• _PROMPT_
Transcribe each line of the records below exactly, excluding any embedded images.

Stored data:
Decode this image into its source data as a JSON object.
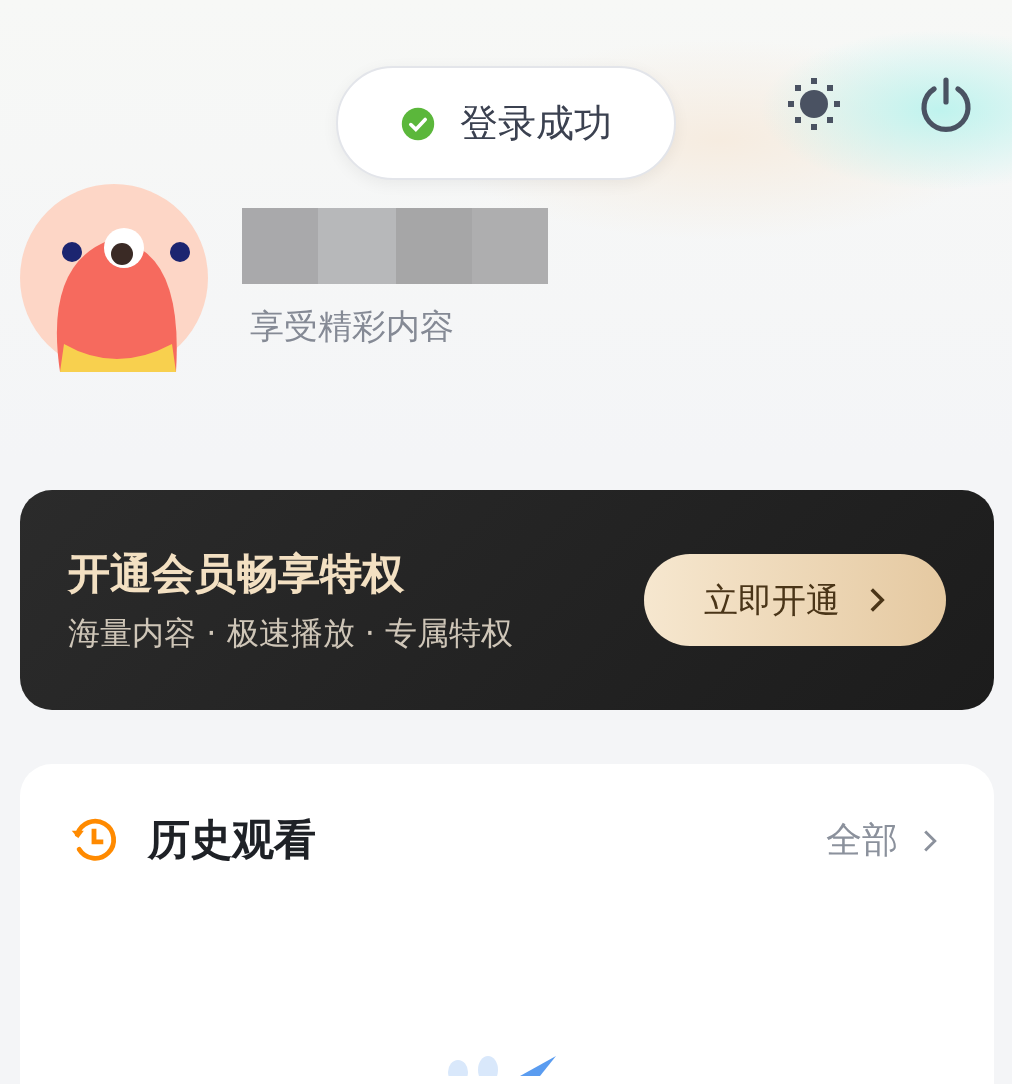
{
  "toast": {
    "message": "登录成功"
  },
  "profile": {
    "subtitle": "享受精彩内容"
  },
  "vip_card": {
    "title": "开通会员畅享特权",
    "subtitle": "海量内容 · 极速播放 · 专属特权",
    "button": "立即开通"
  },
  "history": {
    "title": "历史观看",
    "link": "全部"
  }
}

• _TASK RESULT_
Decode this image into its source data as a JSON object.
{
  "toast": {
    "message": "登录成功"
  },
  "profile": {
    "subtitle": "享受精彩内容"
  },
  "vip_card": {
    "title": "开通会员畅享特权",
    "subtitle": "海量内容 · 极速播放 · 专属特权",
    "button": "立即开通"
  },
  "history": {
    "title": "历史观看",
    "link": "全部"
  }
}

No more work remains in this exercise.